Write out the full listing exactly as given, minus the images.

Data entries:

————————

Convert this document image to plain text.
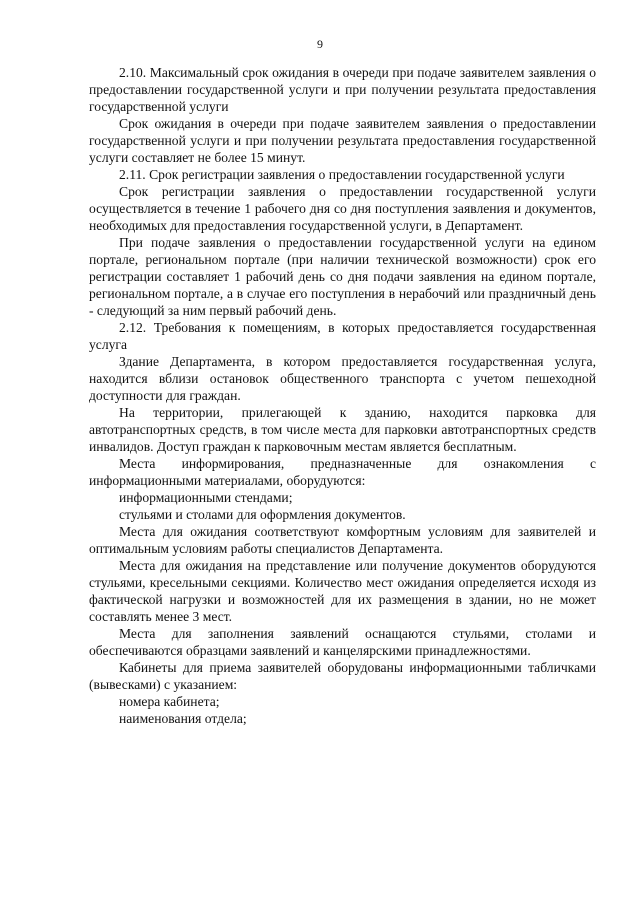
9

2.10. Максимальный срок ожидания в очереди при подаче заявителем заявления о предоставлении государственной услуги и при получении результата предоставления государственной услуги

Срок ожидания в очереди при подаче заявителем заявления о предоставлении государственной услуги и при получении результата предоставления государственной услуги составляет не более 15 минут.

2.11. Срок регистрации заявления о предоставлении государственной услуги

Срок регистрации заявления о предоставлении государственной услуги осуществляется в течение 1 рабочего дня со дня поступления заявления и документов, необходимых для предоставления государственной услуги, в Департамент.

При подаче заявления о предоставлении государственной услуги на едином портале, региональном портале (при наличии технической возможности) срок его регистрации составляет 1 рабочий день со дня подачи заявления на едином портале, региональном портале, а в случае его поступления в нерабочий или праздничный день - следующий за ним первый рабочий день.

2.12. Требования к помещениям, в которых предоставляется государственная услуга

Здание Департамента, в котором предоставляется государственная услуга, находится вблизи остановок общественного транспорта с учетом пешеходной доступности для граждан.

На территории, прилегающей к зданию, находится парковка для автотранспортных средств, в том числе места для парковки автотранспортных средств инвалидов. Доступ граждан к парковочным местам является бесплатным.

Места информирования, предназначенные для ознакомления с информационными материалами, оборудуются:

информационными стендами;

стульями и столами для оформления документов.

Места для ожидания соответствуют комфортным условиям для заявителей и оптимальным условиям работы специалистов Департамента.

Места для ожидания на представление или получение документов оборудуются стульями, кресельными секциями. Количество мест ожидания определяется исходя из фактической нагрузки и возможностей для их размещения в здании, но не может составлять менее 3 мест.

Места для заполнения заявлений оснащаются стульями, столами и обеспечиваются образцами заявлений и канцелярскими принадлежностями.

Кабинеты для приема заявителей оборудованы информационными табличками (вывесками) с указанием:

номера кабинета;

наименования отдела;
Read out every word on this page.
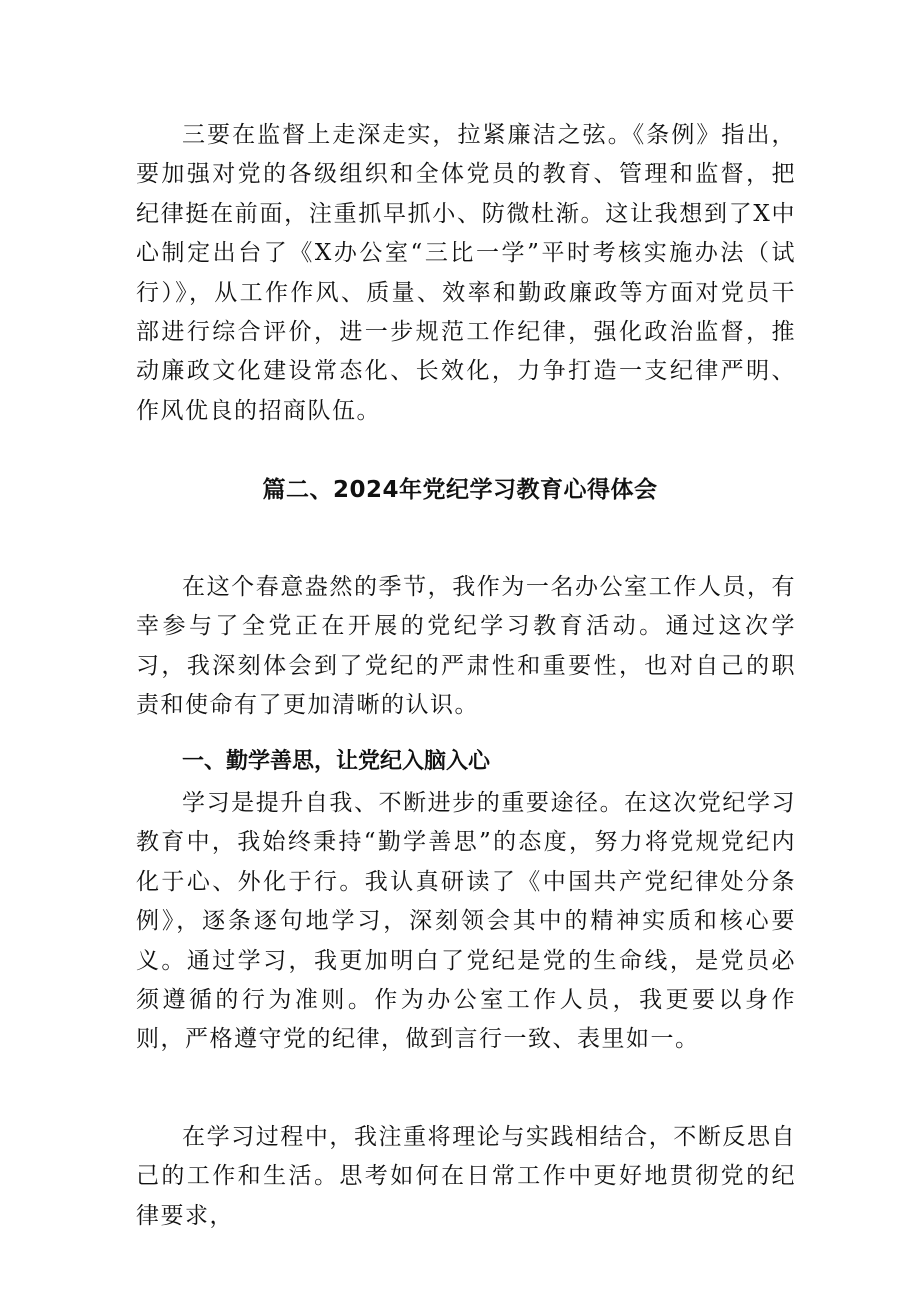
三要在监督上走深走实，拉紧廉洁之弦。《条例》指出，要加强对党的各级组织和全体党员的教育、管理和监督，把纪律挺在前面，注重抓早抓小、防微杜渐。这让我想到了X中心制定出台了《X办公室“三比一学”平时考核实施办法（试行）》，从工作作风、质量、效率和勤政廉政等方面对党员干部进行综合评价，进一步规范工作纪律，强化政治监督，推动廉政文化建设常态化、长效化，力争打造一支纪律严明、作风优良的招商队伍。

篇二、2024年党纪学习教育心得体会

在这个春意盎然的季节，我作为一名办公室工作人员，有幸参与了全党正在开展的党纪学习教育活动。通过这次学习，我深刻体会到了党纪的严肃性和重要性，也对自己的职责和使命有了更加清晰的认识。

一、勤学善思，让党纪入脑入心

学习是提升自我、不断进步的重要途径。在这次党纪学习教育中，我始终秉持“勤学善思”的态度，努力将党规党纪内化于心、外化于行。我认真研读了《中国共产党纪律处分条例》，逐条逐句地学习，深刻领会其中的精神实质和核心要义。通过学习，我更加明白了党纪是党的生命线，是党员必须遵循的行为准则。作为办公室工作人员，我更要以身作则，严格遵守党的纪律，做到言行一致、表里如一。

在学习过程中，我注重将理论与实践相结合，不断反思自己的工作和生活。思考如何在日常工作中更好地贯彻党的纪律要求，
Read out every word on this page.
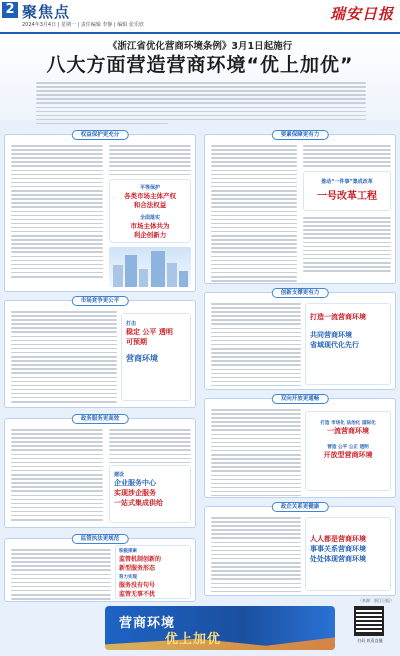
2 聚焦点
2024年3月4日 | 星期一 | 责任编辑 李静 | 编辑 张乐欣
瑞安日报
《浙江省优化营商环境条例》3月1日起施行
八大方面营造营商环境“优上加优”
权益保护更充分
平等保护
各类市场主体产权
和合法权益
全面落实
市场主体共为
利企创新力
市场竞争更公平
打击
稳定 公平 透明
可预期
营商环境
政务服务更高效
建设
企业服务中心
实现涉企服务
一站式集成供给
监管执法更规范
积极探索
监管机制创新的
新型服务形态
努力实现
服务没有句号
监管无事不扰
要素保障更有力
推动“一件事”集成改革
一号改革工程
创新支撑更有力
打造一流营商环境
共同营商环境
省域现代化先行
双向开放更通畅
打造 市场化 法治化 国际化
一流营商环境
营造 公平 公正 透明
开放型营商环境
政企关系更健康
人人都是营商环境
事事关系营商环境
处处体现营商环境
（来源：浙江日报）
营商环境
优上加优	扫码 收看直播
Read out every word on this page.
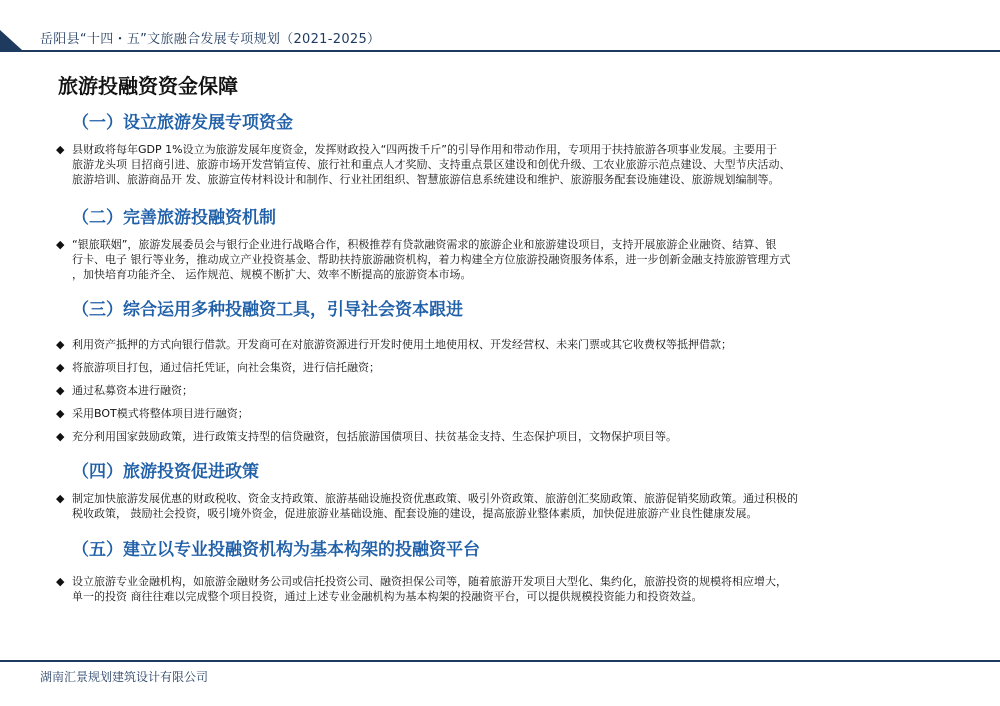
岳阳县“十四・五”文旅融合发展专项规划（2021-2025）
旅游投融资资金保障
（一）设立旅游发展专项资金
◆ 县财政将每年GDP 1%设立为旅游发展年度资金，发挥财政投入“四两拨千斤”的引导作用和带动作用，专项用于扶持旅游各项事业发展。主要用于
旅游龙头项 目招商引进、旅游市场开发营销宣传、旅行社和重点人才奖励、支持重点景区建设和创优升级、工农业旅游示范点建设、大型节庆活动、
旅游培训、旅游商品开 发、旅游宣传材料设计和制作、行业社团组织、智慧旅游信息系统建设和维护、旅游服务配套设施建设、旅游规划编制等。
（二）完善旅游投融资机制
◆ “银旅联姻”，旅游发展委员会与银行企业进行战略合作，积极推荐有贷款融资需求的旅游企业和旅游建设项目，支持开展旅游企业融资、结算、银
行卡、电子 银行等业务，推动成立产业投资基金、帮助扶持旅游融资机构，着力构建全方位旅游投融资服务体系，进一步创新金融支持旅游管理方式
，加快培育功能齐全、 运作规范、规模不断扩大、效率不断提高的旅游资本市场。
（三）综合运用多种投融资工具，引导社会资本跟进
◆ 利用资产抵押的方式向银行借款。开发商可在对旅游资源进行开发时使用土地使用权、开发经营权、未来门票或其它收费权等抵押借款；
◆ 将旅游项目打包，通过信托凭证，向社会集资，进行信托融资；
◆ 通过私募资本进行融资；
◆ 采用BOT模式将整体项目进行融资；
◆ 充分利用国家鼓励政策，进行政策支持型的信贷融资，包括旅游国债项目、扶贫基金支持、生态保护项目，文物保护项目等。
（四）旅游投资促进政策
◆ 制定加快旅游发展优惠的财政税收、资金支持政策、旅游基础设施投资优惠政策、吸引外资政策、旅游创汇奖励政策、旅游促销奖励政策。通过积极的
税收政策， 鼓励社会投资，吸引境外资金，促进旅游业基础设施、配套设施的建设，提高旅游业整体素质，加快促进旅游产业良性健康发展。
（五）建立以专业投融资机构为基本构架的投融资平台
◆ 设立旅游专业金融机构，如旅游金融财务公司或信托投资公司、融资担保公司等，随着旅游开发项目大型化、集约化，旅游投资的规模将相应增大，
单一的投资 商往往难以完成整个项目投资，通过上述专业金融机构为基本构架的投融资平台，可以提供规模投资能力和投资效益。
湖南汇景规划建筑设计有限公司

————————

OUTPUT OF THE TASK -
Convert this document image to plain text.
9

2.10. Максимальный срок ожидания в очереди при подаче заявителем заявления о предоставлении государственной услуги и при получении результата предоставления государственной услуги

Срок ожидания в очереди при подаче заявителем заявления о предоставлении государственной услуги и при получении результата предоставления государственной услуги составляет не более 15 минут.

2.11. Срок регистрации заявления о предоставлении государственной услуги

Срок регистрации заявления о предоставлении государственной услуги осуществляется в течение 1 рабочего дня со дня поступления заявления и документов, необходимых для предоставления государственной услуги, в Департамент.

При подаче заявления о предоставлении государственной услуги на едином портале, региональном портале (при наличии технической возможности) срок его регистрации составляет 1 рабочий день со дня подачи заявления на едином портале, региональном портале, а в случае его поступления в нерабочий или праздничный день - следующий за ним первый рабочий день.

2.12. Требования к помещениям, в которых предоставляется государственная услуга

Здание Департамента, в котором предоставляется государственная услуга, находится вблизи остановок общественного транспорта с учетом пешеходной доступности для граждан.

На территории, прилегающей к зданию, находится парковка для автотранспортных средств, в том числе места для парковки автотранспортных средств инвалидов. Доступ граждан к парковочным местам является бесплатным.

Места информирования, предназначенные для ознакомления с информационными материалами, оборудуются:

информационными стендами;

стульями и столами для оформления документов.

Места для ожидания соответствуют комфортным условиям для заявителей и оптимальным условиям работы специалистов Департамента.

Места для ожидания на представление или получение документов оборудуются стульями, кресельными секциями. Количество мест ожидания определяется исходя из фактической нагрузки и возможностей для их размещения в здании, но не может составлять менее 3 мест.

Места для заполнения заявлений оснащаются стульями, столами и обеспечиваются образцами заявлений и канцелярскими принадлежностями.

Кабинеты для приема заявителей оборудованы информационными табличками (вывесками) с указанием:

номера кабинета;

наименования отдела;
Read out every word on this page.
三要在监督上走深走实，拉紧廉洁之弦。《条例》指出，要加强对党的各级组织和全体党员的教育、管理和监督，把纪律挺在前面，注重抓早抓小、防微杜渐。这让我想到了X中心制定出台了《X办公室“三比一学”平时考核实施办法（试行）》，从工作作风、质量、效率和勤政廉政等方面对党员干部进行综合评价，进一步规范工作纪律，强化政治监督，推动廉政文化建设常态化、长效化，力争打造一支纪律严明、作风优良的招商队伍。

篇二、2024年党纪学习教育心得体会

在这个春意盎然的季节，我作为一名办公室工作人员，有幸参与了全党正在开展的党纪学习教育活动。通过这次学习，我深刻体会到了党纪的严肃性和重要性，也对自己的职责和使命有了更加清晰的认识。

一、勤学善思，让党纪入脑入心

学习是提升自我、不断进步的重要途径。在这次党纪学习教育中，我始终秉持“勤学善思”的态度，努力将党规党纪内化于心、外化于行。我认真研读了《中国共产党纪律处分条例》，逐条逐句地学习，深刻领会其中的精神实质和核心要义。通过学习，我更加明白了党纪是党的生命线，是党员必须遵循的行为准则。作为办公室工作人员，我更要以身作则，严格遵守党的纪律，做到言行一致、表里如一。

在学习过程中，我注重将理论与实践相结合，不断反思自己的工作和生活。思考如何在日常工作中更好地贯彻党的纪律要求，
Read out every word on this page.
2 聚焦点
2024年3月4日 | 星期一 | 责任编辑 李静 | 编辑 张乐欣
瑞安日报
《浙江省优化营商环境条例》3月1日起施行
八大方面营造营商环境“优上加优”
权益保护更充分
平等保护
各类市场主体产权
和合法权益
全面落实
市场主体共为
利企创新力
市场竞争更公平
打击
稳定 公平 透明
可预期
营商环境
政务服务更高效
建设
企业服务中心
实现涉企服务
一站式集成供给
监管执法更规范
积极探索
监管机制创新的
新型服务形态
努力实现
服务没有句号
监管无事不扰
要素保障更有力
推动“一件事”集成改革
一号改革工程
创新支撑更有力
打造一流营商环境
共同营商环境
省域现代化先行
双向开放更通畅
打造 市场化 法治化 国际化
一流营商环境
营造 公平 公正 透明
开放型营商环境
政企关系更健康
人人都是营商环境
事事关系营商环境
处处体现营商环境
（来源：浙江日报）
营商环境
优上加优	扫码 收看直播
Read out every word on this page.
岳阳县“十四・五”文旅融合发展专项规划（2021-2025）
旅游投融资资金保障
（一）设立旅游发展专项资金
◆ 县财政将每年GDP 1%设立为旅游发展年度资金，发挥财政投入“四两拨千斤”的引导作用和带动作用，专项用于扶持旅游各项事业发展。主要用于
旅游龙头项 目招商引进、旅游市场开发营销宣传、旅行社和重点人才奖励、支持重点景区建设和创优升级、工农业旅游示范点建设、大型节庆活动、
旅游培训、旅游商品开 发、旅游宣传材料设计和制作、行业社团组织、智慧旅游信息系统建设和维护、旅游服务配套设施建设、旅游规划编制等。
（二）完善旅游投融资机制
◆ “银旅联姻”，旅游发展委员会与银行企业进行战略合作，积极推荐有贷款融资需求的旅游企业和旅游建设项目，支持开展旅游企业融资、结算、银
行卡、电子 银行等业务，推动成立产业投资基金、帮助扶持旅游融资机构，着力构建全方位旅游投融资服务体系，进一步创新金融支持旅游管理方式
，加快培育功能齐全、 运作规范、规模不断扩大、效率不断提高的旅游资本市场。
（三）综合运用多种投融资工具，引导社会资本跟进
◆ 利用资产抵押的方式向银行借款。开发商可在对旅游资源进行开发时使用土地使用权、开发经营权、未来门票或其它收费权等抵押借款；
◆ 将旅游项目打包，通过信托凭证，向社会集资，进行信托融资；
◆ 通过私募资本进行融资；
◆ 采用BOT模式将整体项目进行融资；
◆ 充分利用国家鼓励政策，进行政策支持型的信贷融资，包括旅游国债项目、扶贫基金支持、生态保护项目，文物保护项目等。
（四）旅游投资促进政策
◆ 制定加快旅游发展优惠的财政税收、资金支持政策、旅游基础设施投资优惠政策、吸引外资政策、旅游创汇奖励政策、旅游促销奖励政策。通过积极的
税收政策， 鼓励社会投资，吸引境外资金，促进旅游业基础设施、配套设施的建设，提高旅游业整体素质，加快促进旅游产业良性健康发展。
（五）建立以专业投融资机构为基本构架的投融资平台
◆ 设立旅游专业金融机构，如旅游金融财务公司或信托投资公司、融资担保公司等，随着旅游开发项目大型化、集约化，旅游投资的规模将相应增大，
单一的投资 商往往难以完成整个项目投资，通过上述专业金融机构为基本构架的投融资平台，可以提供规模投资能力和投资效益。
湖南汇景规划建筑设计有限公司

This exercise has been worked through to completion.